● PROBLEM TO SOLVE
Without altering anything, output the material below.

---- PROVIDED INFORMATION

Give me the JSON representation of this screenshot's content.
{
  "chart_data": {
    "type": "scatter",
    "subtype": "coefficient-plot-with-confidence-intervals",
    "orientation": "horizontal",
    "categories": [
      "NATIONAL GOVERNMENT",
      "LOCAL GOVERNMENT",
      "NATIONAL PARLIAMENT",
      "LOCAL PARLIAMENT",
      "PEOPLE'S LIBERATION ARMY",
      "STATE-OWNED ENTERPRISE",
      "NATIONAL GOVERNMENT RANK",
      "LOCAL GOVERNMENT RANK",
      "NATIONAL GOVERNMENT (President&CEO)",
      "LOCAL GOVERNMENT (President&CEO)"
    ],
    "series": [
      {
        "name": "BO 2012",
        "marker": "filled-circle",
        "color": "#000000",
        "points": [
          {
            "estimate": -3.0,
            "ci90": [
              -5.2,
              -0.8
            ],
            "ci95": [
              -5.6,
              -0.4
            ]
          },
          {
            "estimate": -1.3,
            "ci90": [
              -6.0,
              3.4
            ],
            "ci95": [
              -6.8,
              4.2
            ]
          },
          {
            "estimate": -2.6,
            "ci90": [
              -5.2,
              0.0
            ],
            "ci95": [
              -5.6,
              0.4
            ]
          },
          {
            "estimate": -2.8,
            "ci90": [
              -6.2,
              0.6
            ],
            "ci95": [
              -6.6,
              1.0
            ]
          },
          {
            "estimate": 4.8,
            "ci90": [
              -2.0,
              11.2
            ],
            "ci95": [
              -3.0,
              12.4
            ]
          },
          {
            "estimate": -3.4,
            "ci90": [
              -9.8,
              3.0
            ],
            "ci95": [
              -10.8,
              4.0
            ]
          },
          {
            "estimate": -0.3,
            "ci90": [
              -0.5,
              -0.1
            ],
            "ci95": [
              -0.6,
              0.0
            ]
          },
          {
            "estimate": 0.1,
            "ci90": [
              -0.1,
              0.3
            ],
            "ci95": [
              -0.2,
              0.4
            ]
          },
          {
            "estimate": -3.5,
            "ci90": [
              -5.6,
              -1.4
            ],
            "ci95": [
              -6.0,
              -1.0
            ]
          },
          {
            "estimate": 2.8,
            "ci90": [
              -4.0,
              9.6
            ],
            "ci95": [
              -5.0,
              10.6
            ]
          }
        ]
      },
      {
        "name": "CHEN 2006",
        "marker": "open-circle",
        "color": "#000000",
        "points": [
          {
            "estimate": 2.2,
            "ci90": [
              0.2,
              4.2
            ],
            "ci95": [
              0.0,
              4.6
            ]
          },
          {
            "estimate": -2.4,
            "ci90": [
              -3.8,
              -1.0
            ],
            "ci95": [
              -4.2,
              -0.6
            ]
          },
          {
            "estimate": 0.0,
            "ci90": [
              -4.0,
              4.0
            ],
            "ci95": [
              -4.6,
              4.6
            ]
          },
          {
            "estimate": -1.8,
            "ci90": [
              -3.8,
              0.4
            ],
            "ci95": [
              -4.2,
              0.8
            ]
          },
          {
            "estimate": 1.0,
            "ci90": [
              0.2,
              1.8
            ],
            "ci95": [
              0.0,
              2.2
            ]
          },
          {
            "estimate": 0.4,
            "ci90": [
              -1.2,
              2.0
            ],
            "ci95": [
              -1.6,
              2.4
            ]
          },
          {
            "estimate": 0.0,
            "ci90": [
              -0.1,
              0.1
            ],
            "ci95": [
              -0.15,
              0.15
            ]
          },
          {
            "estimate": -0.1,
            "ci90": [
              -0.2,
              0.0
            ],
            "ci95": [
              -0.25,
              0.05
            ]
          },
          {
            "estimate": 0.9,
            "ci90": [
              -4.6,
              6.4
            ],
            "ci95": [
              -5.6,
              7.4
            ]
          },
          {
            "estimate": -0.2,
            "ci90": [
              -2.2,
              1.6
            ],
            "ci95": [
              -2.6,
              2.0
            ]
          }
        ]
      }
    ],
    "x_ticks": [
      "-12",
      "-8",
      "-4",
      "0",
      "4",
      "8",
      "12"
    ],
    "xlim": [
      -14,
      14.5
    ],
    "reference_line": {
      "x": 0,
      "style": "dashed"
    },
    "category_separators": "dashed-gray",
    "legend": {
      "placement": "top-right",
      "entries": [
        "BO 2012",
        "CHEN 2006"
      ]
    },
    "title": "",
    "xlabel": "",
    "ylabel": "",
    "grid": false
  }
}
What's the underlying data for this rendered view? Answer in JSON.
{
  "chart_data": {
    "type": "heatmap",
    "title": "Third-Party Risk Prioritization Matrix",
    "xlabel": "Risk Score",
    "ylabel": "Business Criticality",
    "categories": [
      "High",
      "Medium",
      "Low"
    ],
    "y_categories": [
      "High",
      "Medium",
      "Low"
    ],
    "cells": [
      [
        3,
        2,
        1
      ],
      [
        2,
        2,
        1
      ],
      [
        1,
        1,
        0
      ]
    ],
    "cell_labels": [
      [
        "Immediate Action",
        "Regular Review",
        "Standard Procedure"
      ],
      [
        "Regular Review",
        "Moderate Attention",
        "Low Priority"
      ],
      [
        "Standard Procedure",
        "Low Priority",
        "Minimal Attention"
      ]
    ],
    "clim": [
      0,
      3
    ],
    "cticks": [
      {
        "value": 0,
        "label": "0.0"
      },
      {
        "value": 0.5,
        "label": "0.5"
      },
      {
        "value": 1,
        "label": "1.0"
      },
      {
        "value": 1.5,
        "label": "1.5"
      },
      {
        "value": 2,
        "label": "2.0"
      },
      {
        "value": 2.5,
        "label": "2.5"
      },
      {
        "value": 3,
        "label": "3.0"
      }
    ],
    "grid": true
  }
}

--------

● THE RESULT
Give me the JSON representation of this screenshot's content.
{
  "chart_data": {
    "type": "scatter",
    "subtype": "coefficient-plot-with-confidence-intervals",
    "orientation": "horizontal",
    "categories": [
      "NATIONAL GOVERNMENT",
      "LOCAL GOVERNMENT",
      "NATIONAL PARLIAMENT",
      "LOCAL PARLIAMENT",
      "PEOPLE'S LIBERATION ARMY",
      "STATE-OWNED ENTERPRISE",
      "NATIONAL GOVERNMENT RANK",
      "LOCAL GOVERNMENT RANK",
      "NATIONAL GOVERNMENT (President&CEO)",
      "LOCAL GOVERNMENT (President&CEO)"
    ],
    "series": [
      {
        "name": "BO 2012",
        "marker": "filled-circle",
        "color": "#000000",
        "points": [
          {
            "estimate": -3.0,
            "ci90": [
              -5.2,
              -0.8
            ],
            "ci95": [
              -5.6,
              -0.4
            ]
          },
          {
            "estimate": -1.3,
            "ci90": [
              -6.0,
              3.4
            ],
            "ci95": [
              -6.8,
              4.2
            ]
          },
          {
            "estimate": -2.6,
            "ci90": [
              -5.2,
              0.0
            ],
            "ci95": [
              -5.6,
              0.4
            ]
          },
          {
            "estimate": -2.8,
            "ci90": [
              -6.2,
              0.6
            ],
            "ci95": [
              -6.6,
              1.0
            ]
          },
          {
            "estimate": 4.8,
            "ci90": [
              -2.0,
              11.2
            ],
            "ci95": [
              -3.0,
              12.4
            ]
          },
          {
            "estimate": -3.4,
            "ci90": [
              -9.8,
              3.0
            ],
            "ci95": [
              -10.8,
              4.0
            ]
          },
          {
            "estimate": -0.3,
            "ci90": [
              -0.5,
              -0.1
            ],
            "ci95": [
              -0.6,
              0.0
            ]
          },
          {
            "estimate": 0.1,
            "ci90": [
              -0.1,
              0.3
            ],
            "ci95": [
              -0.2,
              0.4
            ]
          },
          {
            "estimate": -3.5,
            "ci90": [
              -5.6,
              -1.4
            ],
            "ci95": [
              -6.0,
              -1.0
            ]
          },
          {
            "estimate": 2.8,
            "ci90": [
              -4.0,
              9.6
            ],
            "ci95": [
              -5.0,
              10.6
            ]
          }
        ]
      },
      {
        "name": "CHEN 2006",
        "marker": "open-circle",
        "color": "#000000",
        "points": [
          {
            "estimate": 2.2,
            "ci90": [
              0.2,
              4.2
            ],
            "ci95": [
              0.0,
              4.6
            ]
          },
          {
            "estimate": -2.4,
            "ci90": [
              -3.8,
              -1.0
            ],
            "ci95": [
              -4.2,
              -0.6
            ]
          },
          {
            "estimate": 0.0,
            "ci90": [
              -4.0,
              4.0
            ],
            "ci95": [
              -4.6,
              4.6
            ]
          },
          {
            "estimate": -1.8,
            "ci90": [
              -3.8,
              0.4
            ],
            "ci95": [
              -4.2,
              0.8
            ]
          },
          {
            "estimate": 1.0,
            "ci90": [
              0.2,
              1.8
            ],
            "ci95": [
              0.0,
              2.2
            ]
          },
          {
            "estimate": 0.4,
            "ci90": [
              -1.2,
              2.0
            ],
            "ci95": [
              -1.6,
              2.4
            ]
          },
          {
            "estimate": 0.0,
            "ci90": [
              -0.1,
              0.1
            ],
            "ci95": [
              -0.15,
              0.15
            ]
          },
          {
            "estimate": -0.1,
            "ci90": [
              -0.2,
              0.0
            ],
            "ci95": [
              -0.25,
              0.05
            ]
          },
          {
            "estimate": 0.9,
            "ci90": [
              -4.6,
              6.4
            ],
            "ci95": [
              -5.6,
              7.4
            ]
          },
          {
            "estimate": -0.2,
            "ci90": [
              -2.2,
              1.6
            ],
            "ci95": [
              -2.6,
              2.0
            ]
          }
        ]
      }
    ],
    "x_ticks": [
      "-12",
      "-8",
      "-4",
      "0",
      "4",
      "8",
      "12"
    ],
    "xlim": [
      -14,
      14.5
    ],
    "reference_line": {
      "x": 0,
      "style": "dashed"
    },
    "category_separators": "dashed-gray",
    "legend": {
      "placement": "top-right",
      "entries": [
        "BO 2012",
        "CHEN 2006"
      ]
    },
    "title": "",
    "xlabel": "",
    "ylabel": "",
    "grid": false
  }
}
What's the underlying data for this rendered view? Answer in JSON.
{
  "chart_data": {
    "type": "heatmap",
    "title": "Third-Party Risk Prioritization Matrix",
    "xlabel": "Risk Score",
    "ylabel": "Business Criticality",
    "categories": [
      "High",
      "Medium",
      "Low"
    ],
    "y_categories": [
      "High",
      "Medium",
      "Low"
    ],
    "cells": [
      [
        3,
        2,
        1
      ],
      [
        2,
        2,
        1
      ],
      [
        1,
        1,
        0
      ]
    ],
    "cell_labels": [
      [
        "Immediate Action",
        "Regular Review",
        "Standard Procedure"
      ],
      [
        "Regular Review",
        "Moderate Attention",
        "Low Priority"
      ],
      [
        "Standard Procedure",
        "Low Priority",
        "Minimal Attention"
      ]
    ],
    "clim": [
      0,
      3
    ],
    "cticks": [
      {
        "value": 0,
        "label": "0.0"
      },
      {
        "value": 0.5,
        "label": "0.5"
      },
      {
        "value": 1,
        "label": "1.0"
      },
      {
        "value": 1.5,
        "label": "1.5"
      },
      {
        "value": 2,
        "label": "2.0"
      },
      {
        "value": 2.5,
        "label": "2.5"
      },
      {
        "value": 3,
        "label": "3.0"
      }
    ],
    "grid": true
  }
}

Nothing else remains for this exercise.